# [Exercise task]
Rewrite the records below with every "arrow-right-icon" changed to "arrow-icon", leaving everything else as it is.

· · · · ·

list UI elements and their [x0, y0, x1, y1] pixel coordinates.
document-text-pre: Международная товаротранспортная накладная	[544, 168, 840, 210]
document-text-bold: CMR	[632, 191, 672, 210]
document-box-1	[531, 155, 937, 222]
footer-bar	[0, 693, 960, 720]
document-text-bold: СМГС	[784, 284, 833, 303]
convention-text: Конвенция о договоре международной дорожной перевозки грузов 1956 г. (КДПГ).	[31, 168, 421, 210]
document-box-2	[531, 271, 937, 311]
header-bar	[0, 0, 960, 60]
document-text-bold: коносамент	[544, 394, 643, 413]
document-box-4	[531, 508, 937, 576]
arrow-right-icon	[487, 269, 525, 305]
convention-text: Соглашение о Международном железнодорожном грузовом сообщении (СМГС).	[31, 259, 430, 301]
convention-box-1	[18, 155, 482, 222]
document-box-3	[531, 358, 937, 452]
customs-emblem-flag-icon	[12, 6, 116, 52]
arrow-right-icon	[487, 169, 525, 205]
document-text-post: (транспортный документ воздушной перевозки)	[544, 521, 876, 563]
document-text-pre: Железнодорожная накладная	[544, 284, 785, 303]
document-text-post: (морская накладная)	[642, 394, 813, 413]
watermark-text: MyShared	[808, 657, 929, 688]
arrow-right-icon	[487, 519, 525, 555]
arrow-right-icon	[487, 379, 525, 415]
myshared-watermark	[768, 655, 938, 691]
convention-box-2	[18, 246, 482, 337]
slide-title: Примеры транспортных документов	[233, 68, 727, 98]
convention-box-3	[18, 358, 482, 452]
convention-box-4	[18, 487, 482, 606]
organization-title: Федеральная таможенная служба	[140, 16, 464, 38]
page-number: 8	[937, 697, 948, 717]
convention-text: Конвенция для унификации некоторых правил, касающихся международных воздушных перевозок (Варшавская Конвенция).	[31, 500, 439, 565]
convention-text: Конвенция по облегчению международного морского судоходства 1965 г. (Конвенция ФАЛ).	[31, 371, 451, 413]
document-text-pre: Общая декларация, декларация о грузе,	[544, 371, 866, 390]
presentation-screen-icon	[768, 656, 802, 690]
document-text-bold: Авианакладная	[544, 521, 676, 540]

· · · · ·

# [Task solution]
list UI elements and their [x0, y0, x1, y1] pixel coordinates.
document-text-pre: Международная товаротранспортная накладная	[544, 168, 840, 210]
document-text-bold: CMR	[632, 191, 672, 210]
document-box-1	[531, 155, 937, 222]
footer-bar	[0, 693, 960, 720]
document-text-bold: СМГС	[784, 284, 833, 303]
convention-text: Конвенция о договоре международной дорожной перевозки грузов 1956 г. (КДПГ).	[31, 168, 421, 210]
document-box-2	[531, 271, 937, 311]
header-bar	[0, 0, 960, 60]
document-text-bold: коносамент	[544, 394, 643, 413]
document-box-4	[531, 508, 937, 576]
arrow-icon	[487, 269, 525, 305]
convention-text: Соглашение о Международном железнодорожном грузовом сообщении (СМГС).	[31, 259, 430, 301]
convention-box-1	[18, 155, 482, 222]
document-box-3	[531, 358, 937, 452]
customs-emblem-flag-icon	[12, 6, 116, 52]
arrow-icon	[487, 169, 525, 205]
document-text-post: (транспортный документ воздушной перевозки)	[544, 521, 876, 563]
document-text-pre: Железнодорожная накладная	[544, 284, 785, 303]
document-text-post: (морская накладная)	[642, 394, 813, 413]
watermark-text: MyShared	[808, 657, 929, 688]
arrow-icon	[487, 519, 525, 555]
arrow-icon	[487, 379, 525, 415]
myshared-watermark	[768, 655, 938, 691]
convention-box-2	[18, 246, 482, 337]
slide-title: Примеры транспортных документов	[233, 68, 727, 98]
convention-box-3	[18, 358, 482, 452]
convention-box-4	[18, 487, 482, 606]
organization-title: Федеральная таможенная служба	[140, 16, 464, 38]
page-number: 8	[937, 697, 948, 717]
convention-text: Конвенция для унификации некоторых правил, касающихся международных воздушных перевозок (Варшавская Конвенция).	[31, 500, 439, 565]
convention-text: Конвенция по облегчению международного морского судоходства 1965 г. (Конвенция ФАЛ).	[31, 371, 451, 413]
document-text-pre: Общая декларация, декларация о грузе,	[544, 371, 866, 390]
presentation-screen-icon	[768, 656, 802, 690]
document-text-bold: Авианакладная	[544, 521, 676, 540]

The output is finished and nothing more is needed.